*Entries shown*:

= = = =

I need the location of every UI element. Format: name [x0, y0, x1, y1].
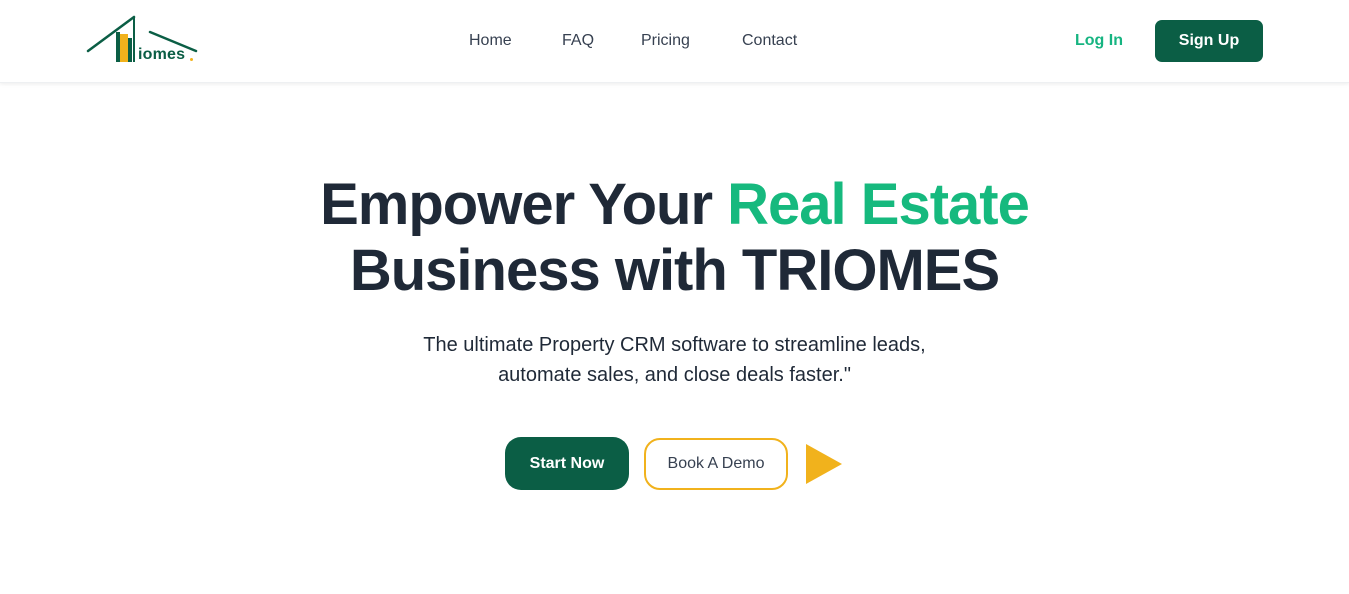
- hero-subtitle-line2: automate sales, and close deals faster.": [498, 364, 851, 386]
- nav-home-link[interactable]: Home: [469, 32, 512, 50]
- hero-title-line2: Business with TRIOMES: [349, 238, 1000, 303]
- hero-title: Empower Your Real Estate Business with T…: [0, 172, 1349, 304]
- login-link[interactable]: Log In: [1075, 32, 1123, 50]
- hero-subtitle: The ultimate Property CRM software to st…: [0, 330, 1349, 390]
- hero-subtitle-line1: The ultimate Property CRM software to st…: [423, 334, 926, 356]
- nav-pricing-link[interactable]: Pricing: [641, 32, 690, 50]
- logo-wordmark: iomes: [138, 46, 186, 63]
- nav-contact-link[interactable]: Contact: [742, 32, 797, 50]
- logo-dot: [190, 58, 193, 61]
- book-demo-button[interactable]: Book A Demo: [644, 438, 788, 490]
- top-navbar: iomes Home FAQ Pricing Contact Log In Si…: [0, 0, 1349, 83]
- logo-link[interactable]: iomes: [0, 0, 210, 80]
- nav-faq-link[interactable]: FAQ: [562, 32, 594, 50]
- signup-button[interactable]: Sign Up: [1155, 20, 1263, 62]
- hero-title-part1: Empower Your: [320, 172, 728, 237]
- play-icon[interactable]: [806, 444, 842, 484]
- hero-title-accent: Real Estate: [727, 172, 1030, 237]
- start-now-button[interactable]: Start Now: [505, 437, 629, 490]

= = = =

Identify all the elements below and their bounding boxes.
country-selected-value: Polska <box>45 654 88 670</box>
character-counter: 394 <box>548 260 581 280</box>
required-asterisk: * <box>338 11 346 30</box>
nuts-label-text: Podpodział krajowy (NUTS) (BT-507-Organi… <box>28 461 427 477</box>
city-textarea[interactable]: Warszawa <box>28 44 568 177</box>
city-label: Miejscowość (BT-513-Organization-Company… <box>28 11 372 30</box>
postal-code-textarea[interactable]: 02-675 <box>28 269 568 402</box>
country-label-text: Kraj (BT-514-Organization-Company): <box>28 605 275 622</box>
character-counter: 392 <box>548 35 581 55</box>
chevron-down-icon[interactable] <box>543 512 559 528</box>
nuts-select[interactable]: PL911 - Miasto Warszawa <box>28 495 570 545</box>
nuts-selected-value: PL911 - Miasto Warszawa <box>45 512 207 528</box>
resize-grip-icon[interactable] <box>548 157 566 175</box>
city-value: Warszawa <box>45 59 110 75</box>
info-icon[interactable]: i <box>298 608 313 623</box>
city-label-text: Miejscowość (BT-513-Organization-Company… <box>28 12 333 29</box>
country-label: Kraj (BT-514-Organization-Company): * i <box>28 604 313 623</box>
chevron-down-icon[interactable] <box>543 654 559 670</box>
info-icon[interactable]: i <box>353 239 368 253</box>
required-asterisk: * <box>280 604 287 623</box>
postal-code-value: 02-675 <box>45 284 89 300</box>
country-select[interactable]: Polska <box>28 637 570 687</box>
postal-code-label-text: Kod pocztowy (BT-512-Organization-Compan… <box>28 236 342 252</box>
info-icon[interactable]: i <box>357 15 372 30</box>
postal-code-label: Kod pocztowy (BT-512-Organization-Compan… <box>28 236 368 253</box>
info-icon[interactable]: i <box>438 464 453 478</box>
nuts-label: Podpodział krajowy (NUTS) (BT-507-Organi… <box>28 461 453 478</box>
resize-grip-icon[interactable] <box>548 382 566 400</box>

= = = =

Could you write out, word for word, the items in Block 1 starting with the line containing "- hero-subtitle-line2: automate" and going on through the line containing "- book-demo-button[interactable]: Book", with both of those lines included?

- hero-subtitle-line2: automate sales, and close deals faster.": [498, 364, 851, 386]
- nav-home-link[interactable]: Home: [469, 32, 512, 50]
- hero-title-line2: Business with TRIOMES: [349, 238, 1000, 303]
- hero-title: Empower Your Real Estate Business with T…: [0, 172, 1349, 304]
- login-link[interactable]: Log In: [1075, 32, 1123, 50]
- hero-subtitle: The ultimate Property CRM software to st…: [0, 330, 1349, 390]
- hero-subtitle-line1: The ultimate Property CRM software to st…: [423, 334, 926, 356]
- nav-pricing-link[interactable]: Pricing: [641, 32, 690, 50]
- logo-wordmark: iomes: [138, 46, 186, 63]
- nav-contact-link[interactable]: Contact: [742, 32, 797, 50]
- logo-dot: [190, 58, 193, 61]
- book-demo-button[interactable]: Book A Demo: [644, 438, 788, 490]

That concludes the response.